与えられた文章 —
アクセンチュアは世界最大の総合系コンサルティングファームです。世界中のさまざまな産業、分野においてコンサルティングサービスを提供しています。アクセンチュアから転職する場合、市場価値が高いことから多様な選択肢の中から転職先を選ぶことが可能です。
ただし、満足のいく転職を成功させるためにはポイントを押さえ、適切な方法で転職活動を進める必要があります。本記事ではアクセンチュアからの転職をテーマに、マッチしやすい転職先の種類や評価されるスキル・経験、転職活動のポイントなどを解説します。
アクセンチュアからの転職先はどこ?
アクセンチュアはさまざまな分野でコンサルティングサービスを提供しています。そのため転職先としては、自分の専門分野に応じて幅広い選択肢があります。
大手IT系企業
アクセンチュアで得たIT知識やデータ分析力、ITコンサルティングのスキルや経験は、大手IT系企業で活かせます。アクセンチュアではさまざまな業界や業務に関する最新の技術トレンドを学ぶことができるので、大手IT系企業ではこれらの知識や技術を使って課題解決やビジネスイノベーションに貢献できるでしょう。
大手総合商社、大手メーカー
大手総合商社は中途でコンサル業界出身者を採用することが比較的多く、アクセンチュア出身者にもチャンスがあります。とくに事業投資や運営などのポジションでニーズがあり、財務・会計領域での経験がある方は評価される可能性があるでしょう。大手メーカーではDX人材としてのポジションでニーズがあります。

作業の指示 —
[a] アクセンチュアからの転職についての文章を読んで、次の問いに答えてください。
(i) アクセンチュアはどんな会社だと紹介されていますか。
(ii) 大手総合商社では、とくにどんなポジションでニーズがあるとされていますか。
(iii) 大手メーカーでは、どんな人材としてのポジションでニーズがあるとされていますか。
[b] アクセンチュアからの転職についての文章から、「ただし、満足のいく転職を成功」で始まり「ションに貢献できるでしょう。」まで続く部分をそのまま引用してください。
[c] アクセンチュアからの転職についての文章の続きを、最後の文のあとから書いてください。

データ記録 —

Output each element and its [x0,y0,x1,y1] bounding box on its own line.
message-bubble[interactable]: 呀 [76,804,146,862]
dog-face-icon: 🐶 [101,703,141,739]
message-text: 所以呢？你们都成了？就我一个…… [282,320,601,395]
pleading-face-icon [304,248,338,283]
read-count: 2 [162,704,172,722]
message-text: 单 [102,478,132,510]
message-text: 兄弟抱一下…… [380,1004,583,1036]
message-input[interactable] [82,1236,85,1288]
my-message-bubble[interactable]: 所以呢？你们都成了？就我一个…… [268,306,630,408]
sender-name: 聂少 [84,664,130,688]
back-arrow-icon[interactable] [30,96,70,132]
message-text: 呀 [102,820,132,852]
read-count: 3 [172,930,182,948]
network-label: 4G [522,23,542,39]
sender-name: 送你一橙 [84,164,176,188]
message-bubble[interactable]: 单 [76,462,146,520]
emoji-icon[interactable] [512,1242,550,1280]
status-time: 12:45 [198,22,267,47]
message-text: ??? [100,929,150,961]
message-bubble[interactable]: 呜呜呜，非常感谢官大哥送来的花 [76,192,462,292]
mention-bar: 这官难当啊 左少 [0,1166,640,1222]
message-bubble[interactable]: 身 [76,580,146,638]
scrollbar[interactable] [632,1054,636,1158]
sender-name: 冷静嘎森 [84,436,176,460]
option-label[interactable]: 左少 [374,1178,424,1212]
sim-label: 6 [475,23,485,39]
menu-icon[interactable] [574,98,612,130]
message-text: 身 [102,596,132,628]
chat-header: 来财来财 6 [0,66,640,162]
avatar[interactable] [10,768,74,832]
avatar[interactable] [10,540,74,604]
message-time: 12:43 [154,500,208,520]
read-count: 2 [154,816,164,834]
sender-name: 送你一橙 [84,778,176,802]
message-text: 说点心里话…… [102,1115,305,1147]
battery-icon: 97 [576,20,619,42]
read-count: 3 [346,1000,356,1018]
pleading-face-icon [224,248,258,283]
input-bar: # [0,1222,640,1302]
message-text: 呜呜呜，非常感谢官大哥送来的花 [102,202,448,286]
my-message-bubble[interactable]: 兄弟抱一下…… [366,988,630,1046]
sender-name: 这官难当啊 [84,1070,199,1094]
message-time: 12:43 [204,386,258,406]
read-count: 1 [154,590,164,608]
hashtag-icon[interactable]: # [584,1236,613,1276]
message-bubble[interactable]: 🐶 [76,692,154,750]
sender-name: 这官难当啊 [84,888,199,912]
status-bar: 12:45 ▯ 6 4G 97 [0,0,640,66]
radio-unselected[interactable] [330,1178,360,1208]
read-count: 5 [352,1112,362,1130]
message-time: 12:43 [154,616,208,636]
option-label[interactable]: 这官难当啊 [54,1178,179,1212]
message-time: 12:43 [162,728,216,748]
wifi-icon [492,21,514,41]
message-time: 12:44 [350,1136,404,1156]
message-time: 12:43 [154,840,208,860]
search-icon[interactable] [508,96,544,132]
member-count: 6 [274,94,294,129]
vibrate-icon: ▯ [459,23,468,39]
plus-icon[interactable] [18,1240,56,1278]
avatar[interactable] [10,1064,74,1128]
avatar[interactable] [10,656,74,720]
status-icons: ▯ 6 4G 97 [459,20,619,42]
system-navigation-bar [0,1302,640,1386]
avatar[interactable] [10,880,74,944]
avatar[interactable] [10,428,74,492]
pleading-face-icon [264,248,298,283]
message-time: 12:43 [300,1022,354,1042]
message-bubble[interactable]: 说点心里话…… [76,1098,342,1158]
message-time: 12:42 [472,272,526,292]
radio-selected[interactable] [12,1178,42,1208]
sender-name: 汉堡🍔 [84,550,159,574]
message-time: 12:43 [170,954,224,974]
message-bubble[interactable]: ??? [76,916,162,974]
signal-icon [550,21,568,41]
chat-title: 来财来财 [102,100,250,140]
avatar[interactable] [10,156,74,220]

* * *

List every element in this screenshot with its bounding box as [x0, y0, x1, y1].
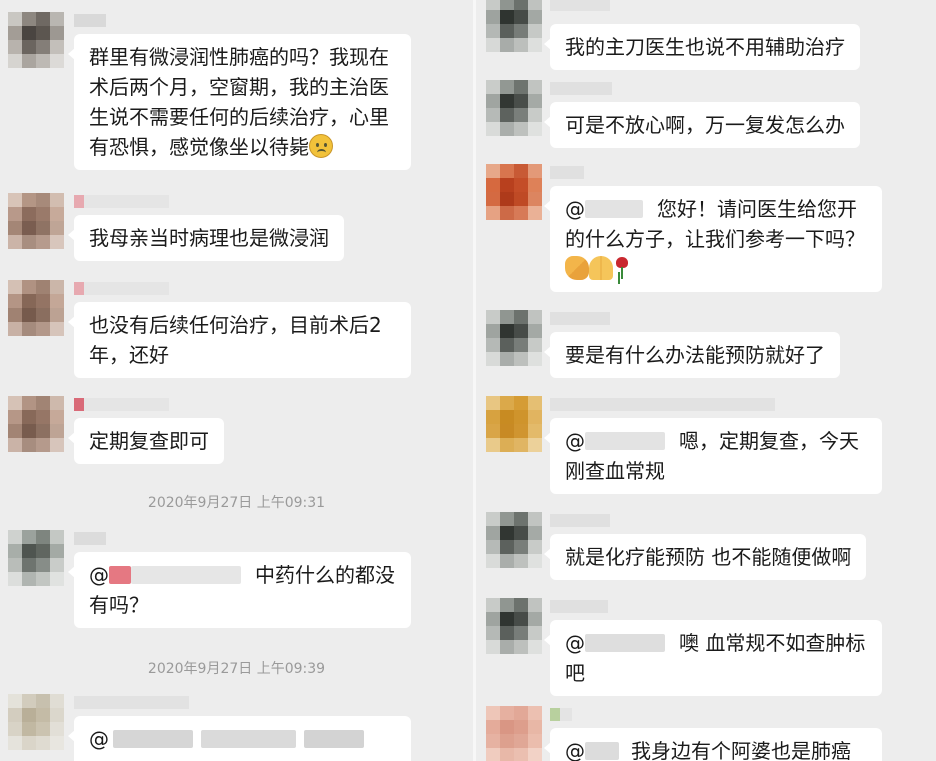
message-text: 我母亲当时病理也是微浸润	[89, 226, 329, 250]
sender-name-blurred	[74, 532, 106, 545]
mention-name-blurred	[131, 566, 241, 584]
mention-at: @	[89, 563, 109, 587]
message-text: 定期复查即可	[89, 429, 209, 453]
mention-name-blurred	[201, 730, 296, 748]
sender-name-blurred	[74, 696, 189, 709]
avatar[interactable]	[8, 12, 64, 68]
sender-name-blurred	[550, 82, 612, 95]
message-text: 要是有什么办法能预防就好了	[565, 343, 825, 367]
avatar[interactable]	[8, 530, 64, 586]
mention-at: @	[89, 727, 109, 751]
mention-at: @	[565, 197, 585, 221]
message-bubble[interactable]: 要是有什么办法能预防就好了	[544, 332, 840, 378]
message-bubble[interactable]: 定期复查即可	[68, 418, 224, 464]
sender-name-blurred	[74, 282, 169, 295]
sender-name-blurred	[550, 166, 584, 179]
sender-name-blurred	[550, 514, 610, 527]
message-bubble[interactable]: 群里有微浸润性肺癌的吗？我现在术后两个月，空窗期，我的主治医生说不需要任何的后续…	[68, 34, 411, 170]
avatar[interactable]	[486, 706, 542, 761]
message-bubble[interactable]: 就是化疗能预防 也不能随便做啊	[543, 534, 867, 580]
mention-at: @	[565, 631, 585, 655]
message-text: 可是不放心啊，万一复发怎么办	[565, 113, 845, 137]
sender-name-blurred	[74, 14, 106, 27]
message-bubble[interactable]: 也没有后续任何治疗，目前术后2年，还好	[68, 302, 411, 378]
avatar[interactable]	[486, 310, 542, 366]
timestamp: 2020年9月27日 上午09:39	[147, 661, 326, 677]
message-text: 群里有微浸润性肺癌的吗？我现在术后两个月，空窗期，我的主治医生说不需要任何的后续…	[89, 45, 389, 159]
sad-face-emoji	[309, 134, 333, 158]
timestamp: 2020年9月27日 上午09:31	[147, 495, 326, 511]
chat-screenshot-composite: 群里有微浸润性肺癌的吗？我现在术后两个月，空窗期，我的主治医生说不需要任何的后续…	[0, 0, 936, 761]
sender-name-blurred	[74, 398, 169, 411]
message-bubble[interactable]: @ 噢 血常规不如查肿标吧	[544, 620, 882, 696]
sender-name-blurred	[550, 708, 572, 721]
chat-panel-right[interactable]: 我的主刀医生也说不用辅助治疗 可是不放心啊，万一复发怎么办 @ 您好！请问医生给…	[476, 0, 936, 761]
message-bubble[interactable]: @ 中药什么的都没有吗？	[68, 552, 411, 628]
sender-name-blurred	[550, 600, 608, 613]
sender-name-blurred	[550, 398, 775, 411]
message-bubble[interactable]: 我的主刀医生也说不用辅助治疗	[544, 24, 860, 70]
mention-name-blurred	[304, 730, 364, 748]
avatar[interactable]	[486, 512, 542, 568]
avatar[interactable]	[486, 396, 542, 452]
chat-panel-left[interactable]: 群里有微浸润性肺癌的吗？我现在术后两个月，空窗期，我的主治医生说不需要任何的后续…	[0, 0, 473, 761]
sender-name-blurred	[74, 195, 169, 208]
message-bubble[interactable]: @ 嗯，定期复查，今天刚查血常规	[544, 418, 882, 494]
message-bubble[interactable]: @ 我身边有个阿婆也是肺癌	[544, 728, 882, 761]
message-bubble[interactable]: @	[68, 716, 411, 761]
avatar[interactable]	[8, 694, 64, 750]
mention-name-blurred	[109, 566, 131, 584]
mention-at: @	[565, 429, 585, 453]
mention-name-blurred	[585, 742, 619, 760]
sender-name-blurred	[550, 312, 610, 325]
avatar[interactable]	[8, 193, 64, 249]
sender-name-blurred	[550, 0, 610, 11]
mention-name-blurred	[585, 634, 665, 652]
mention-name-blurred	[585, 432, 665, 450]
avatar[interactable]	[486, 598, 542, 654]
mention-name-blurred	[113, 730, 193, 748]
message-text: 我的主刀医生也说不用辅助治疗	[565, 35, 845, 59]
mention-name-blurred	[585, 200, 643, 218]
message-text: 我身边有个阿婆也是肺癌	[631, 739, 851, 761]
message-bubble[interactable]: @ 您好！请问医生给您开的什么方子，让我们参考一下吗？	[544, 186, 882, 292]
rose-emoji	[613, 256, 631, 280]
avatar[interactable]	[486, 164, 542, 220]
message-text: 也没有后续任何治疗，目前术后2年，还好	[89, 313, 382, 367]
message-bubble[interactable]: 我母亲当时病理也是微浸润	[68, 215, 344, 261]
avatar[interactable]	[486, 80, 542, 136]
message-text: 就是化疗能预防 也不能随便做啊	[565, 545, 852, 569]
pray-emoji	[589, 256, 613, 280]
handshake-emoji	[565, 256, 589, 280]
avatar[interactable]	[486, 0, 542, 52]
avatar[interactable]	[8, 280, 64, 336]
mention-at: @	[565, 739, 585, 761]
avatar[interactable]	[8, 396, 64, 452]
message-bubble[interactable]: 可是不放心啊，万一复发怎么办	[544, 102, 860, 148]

作業の答え —
[a]
(i) 世界最大の総合系コンサルティングファーム
(ii) 事業投資や運営などのポジション
(iii) DX人材

[b]
ただし、満足のいく転職を成功させるためにはポイントを押さえ、適切な方法で転職活動を進める必要があります。本記事ではアクセンチュアからの転職をテーマに、マッチしやすい転職先の種類や評価されるスキル・経験、転職活動のポイントなどを解説します。
アクセンチュアからの転職先はどこ?
アクセンチュアはさまざまな分野でコンサルティングサービスを提供しています。そのため転職先としては、自分の専門分野に応じて幅広い選択肢があります。
大手IT系企業
アクセンチュアで得たIT知識やデータ分析力、ITコンサルティングのスキルや経験は、大手IT系企業で活かせます。アクセンチュアではさまざまな業界や業務に関する最新の技術トレンドを学ぶことができるので、大手IT系企業ではこれらの知識や技術を使って課題解決やビジネスイノベーションに貢献できるでしょう。

[c]
アクセンチュアで鍛えた戦略的思考力やIT知識、データ分析などが評価の対象となり得ます。
コンサルティングファーム
アクセンチュアで得たコンサルティングのスキルや経験は、ほかのコンサルティングファームでも活かせます。同業の総合系や、戦略系などのほかに、専門性を活かしてIT系や財務系ファームなどに転職する選択肢もあります。
同じコンサルティング業界でもファームを変えることで職位や年収が上がることがあるので、チャレンジする価値は十分にあるでしょう。またアクセンチュアでの経験を活かしつつ、専門領域を広げることも可能です。
投資銀行・PEファンド
投資銀行やPEファンドでは、戦略立案スキルやコミュニケーションスキルなどを活かせます。金融知識や財務分析スキルなども必要とされるので、アクセンチュアで金融サービスラインにいた方やM&A案件を担当していた方などにマッチする可能性があります。
投資銀行やPEファンドは求人・ポジションともに少なく採用基準も非常に高いですが、キャリアアップを目指す方がチャレンジするケースが見られます。アクセンチュアからの転職ではポテンシャルも重視されるので年齢が若いうちに動くことをおすすめします。
広告代理店
アクセンチュアでは、デジタルマーケティングやDXに関するコンサルティングを提供することがあります。このような経験は広告代理店で活かすことが可能です。クライアントのブランディングやプロモーションに関する戦略や施策を立案できるでしょう。
広告代理店ではクリエイティブな発想や表現力が求められるので、アクセンチュアでそうした力を磨いてきた方には適性があります。
M&A仲介会社
アクセンチュアでは大規模M&A案件にも力を入れており、企業の成長戦略や競争優位性に関する知識や洞察力を得ることができます。コンサル業務を通じて交渉力や説得力も磨かれているはずです。M&A仲介会社においては、これらの知識や力を使って、クライアントのニーズに応えるターゲット企業の選定や紹介をおこなえます。
クライアントとターゲット企業との信頼関係を築きながら、M&A案件の成立に導くことが可能です。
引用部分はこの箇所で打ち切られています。